What you will do = Return all entries word for word, but drop any images.

Data records =
..............................

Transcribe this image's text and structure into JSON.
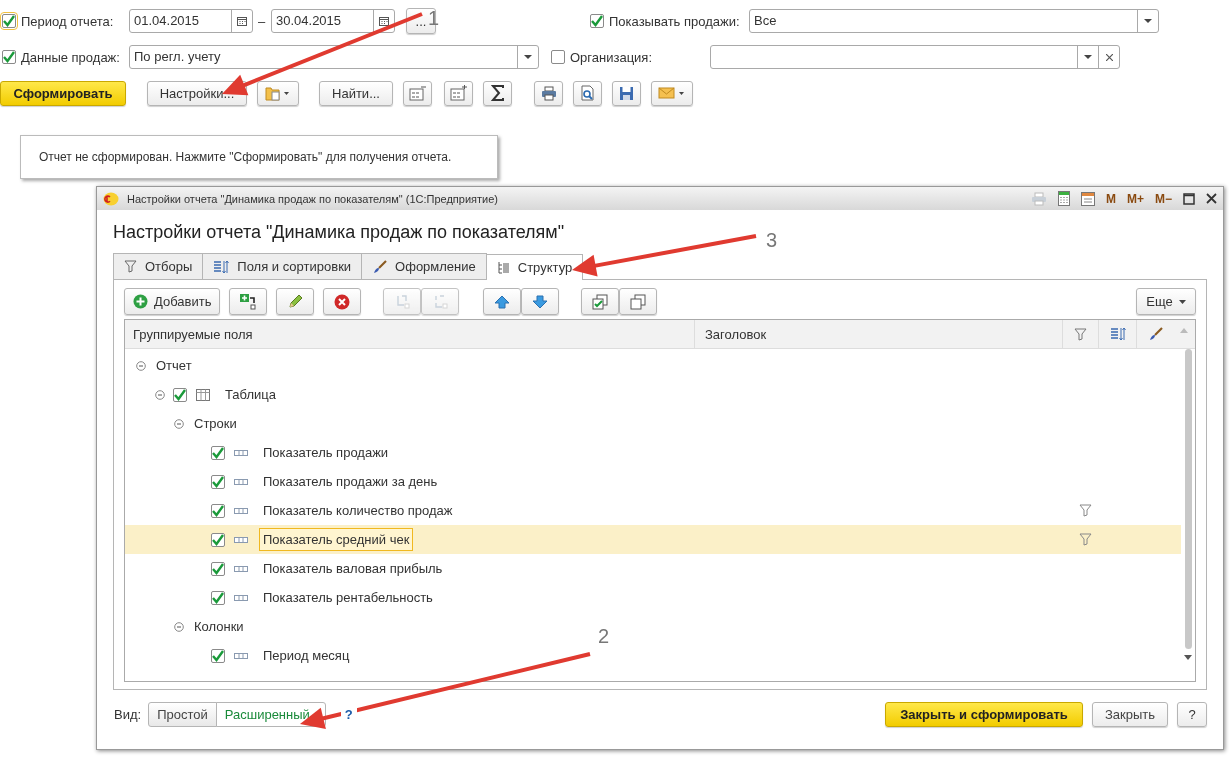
{
  "filters": {
    "period": {
      "checked": true,
      "label": "Период отчета:",
      "from": "01.04.2015",
      "dash": "–",
      "to": "30.04.2015",
      "more": "..."
    },
    "sales_data": {
      "checked": true,
      "label": "Данные продаж:",
      "value": "По регл. учету"
    },
    "show_sales": {
      "checked": true,
      "label": "Показывать продажи:",
      "value": "Все"
    },
    "organization": {
      "checked": false,
      "label": "Организация:"
    }
  },
  "toolbar": {
    "generate": "Сформировать",
    "settings": "Настройки...",
    "find": "Найти..."
  },
  "message": "Отчет не сформирован. Нажмите \"Сформировать\" для получения отчета.",
  "dialog": {
    "title": "Настройки отчета \"Динамика продаж по показателям\"  (1С:Предприятие)",
    "title_buttons": [
      "M",
      "M+",
      "M−"
    ],
    "heading": "Настройки отчета \"Динамика продаж по показателям\"",
    "tabs": [
      {
        "label": "Отборы",
        "kind": "filter",
        "selected": false
      },
      {
        "label": "Поля и сортировки",
        "kind": "fields",
        "selected": false
      },
      {
        "label": "Оформление",
        "kind": "brush",
        "selected": false
      },
      {
        "label": "Структур",
        "kind": "structure",
        "selected": true
      }
    ],
    "add_button": "Добавить",
    "more_button": "Еще",
    "columns": [
      "Группируемые поля",
      "Заголовок"
    ],
    "tree": [
      {
        "label": "Отчет",
        "kind": "group",
        "expanded": true,
        "selected": false,
        "children": [
          {
            "label": "Таблица",
            "kind": "table",
            "checked": true,
            "expanded": true,
            "selected": false,
            "children": [
              {
                "label": "Строки",
                "kind": "group",
                "expanded": true,
                "selected": false,
                "children": [
                  {
                    "label": "Показатель продажи",
                    "kind": "field",
                    "checked": true,
                    "has_filter": false,
                    "selected": false
                  },
                  {
                    "label": "Показатель продажи за день",
                    "kind": "field",
                    "checked": true,
                    "has_filter": false,
                    "selected": false
                  },
                  {
                    "label": "Показатель количество продаж",
                    "kind": "field",
                    "checked": true,
                    "has_filter": true,
                    "selected": false
                  },
                  {
                    "label": "Показатель средний чек",
                    "kind": "field",
                    "checked": true,
                    "has_filter": true,
                    "selected": true
                  },
                  {
                    "label": "Показатель валовая прибыль",
                    "kind": "field",
                    "checked": true,
                    "has_filter": false,
                    "selected": false
                  },
                  {
                    "label": "Показатель рентабельность",
                    "kind": "field",
                    "checked": true,
                    "has_filter": false,
                    "selected": false
                  }
                ]
              },
              {
                "label": "Колонки",
                "kind": "group",
                "expanded": true,
                "selected": false,
                "children": [
                  {
                    "label": "Период месяц",
                    "kind": "field",
                    "checked": true,
                    "has_filter": false,
                    "selected": false
                  }
                ]
              }
            ]
          }
        ]
      }
    ],
    "view_label": "Вид:",
    "view_options": [
      {
        "label": "Простой",
        "selected": false
      },
      {
        "label": "Расширенный",
        "selected": true
      }
    ],
    "help_link": "?",
    "primary_button": "Закрыть и сформировать",
    "close_button": "Закрыть",
    "help_button": "?"
  },
  "annotations": [
    {
      "label": "1"
    },
    {
      "label": "2"
    },
    {
      "label": "3"
    }
  ]
}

..............................

Task response =
Transcribe this image's text and structure into JSON.
{
  "filters": {
    "period": {
      "checked": true,
      "label": "Период отчета:",
      "from": "01.04.2015",
      "dash": "–",
      "to": "30.04.2015",
      "more": "..."
    },
    "sales_data": {
      "checked": true,
      "label": "Данные продаж:",
      "value": "По регл. учету"
    },
    "show_sales": {
      "checked": true,
      "label": "Показывать продажи:",
      "value": "Все"
    },
    "organization": {
      "checked": false,
      "label": "Организация:"
    }
  },
  "toolbar": {
    "generate": "Сформировать",
    "settings": "Настройки...",
    "find": "Найти..."
  },
  "message": "Отчет не сформирован. Нажмите \"Сформировать\" для получения отчета.",
  "dialog": {
    "title": "Настройки отчета \"Динамика продаж по показателям\"  (1С:Предприятие)",
    "title_buttons": [
      "M",
      "M+",
      "M−"
    ],
    "heading": "Настройки отчета \"Динамика продаж по показателям\"",
    "tabs": [
      {
        "label": "Отборы",
        "kind": "filter",
        "selected": false
      },
      {
        "label": "Поля и сортировки",
        "kind": "fields",
        "selected": false
      },
      {
        "label": "Оформление",
        "kind": "brush",
        "selected": false
      },
      {
        "label": "Структур",
        "kind": "structure",
        "selected": true
      }
    ],
    "add_button": "Добавить",
    "more_button": "Еще",
    "columns": [
      "Группируемые поля",
      "Заголовок"
    ],
    "tree": [
      {
        "label": "Отчет",
        "kind": "group",
        "expanded": true,
        "selected": false,
        "children": [
          {
            "label": "Таблица",
            "kind": "table",
            "checked": true,
            "expanded": true,
            "selected": false,
            "children": [
              {
                "label": "Строки",
                "kind": "group",
                "expanded": true,
                "selected": false,
                "children": [
                  {
                    "label": "Показатель продажи",
                    "kind": "field",
                    "checked": true,
                    "has_filter": false,
                    "selected": false
                  },
                  {
                    "label": "Показатель продажи за день",
                    "kind": "field",
                    "checked": true,
                    "has_filter": false,
                    "selected": false
                  },
                  {
                    "label": "Показатель количество продаж",
                    "kind": "field",
                    "checked": true,
                    "has_filter": true,
                    "selected": false
                  },
                  {
                    "label": "Показатель средний чек",
                    "kind": "field",
                    "checked": true,
                    "has_filter": true,
                    "selected": true
                  },
                  {
                    "label": "Показатель валовая прибыль",
                    "kind": "field",
                    "checked": true,
                    "has_filter": false,
                    "selected": false
                  },
                  {
                    "label": "Показатель рентабельность",
                    "kind": "field",
                    "checked": true,
                    "has_filter": false,
                    "selected": false
                  }
                ]
              },
              {
                "label": "Колонки",
                "kind": "group",
                "expanded": true,
                "selected": false,
                "children": [
                  {
                    "label": "Период месяц",
                    "kind": "field",
                    "checked": true,
                    "has_filter": false,
                    "selected": false
                  }
                ]
              }
            ]
          }
        ]
      }
    ],
    "view_label": "Вид:",
    "view_options": [
      {
        "label": "Простой",
        "selected": false
      },
      {
        "label": "Расширенный",
        "selected": true
      }
    ],
    "help_link": "?",
    "primary_button": "Закрыть и сформировать",
    "close_button": "Закрыть",
    "help_button": "?"
  },
  "annotations": [
    {
      "label": "1"
    },
    {
      "label": "2"
    },
    {
      "label": "3"
    }
  ]
}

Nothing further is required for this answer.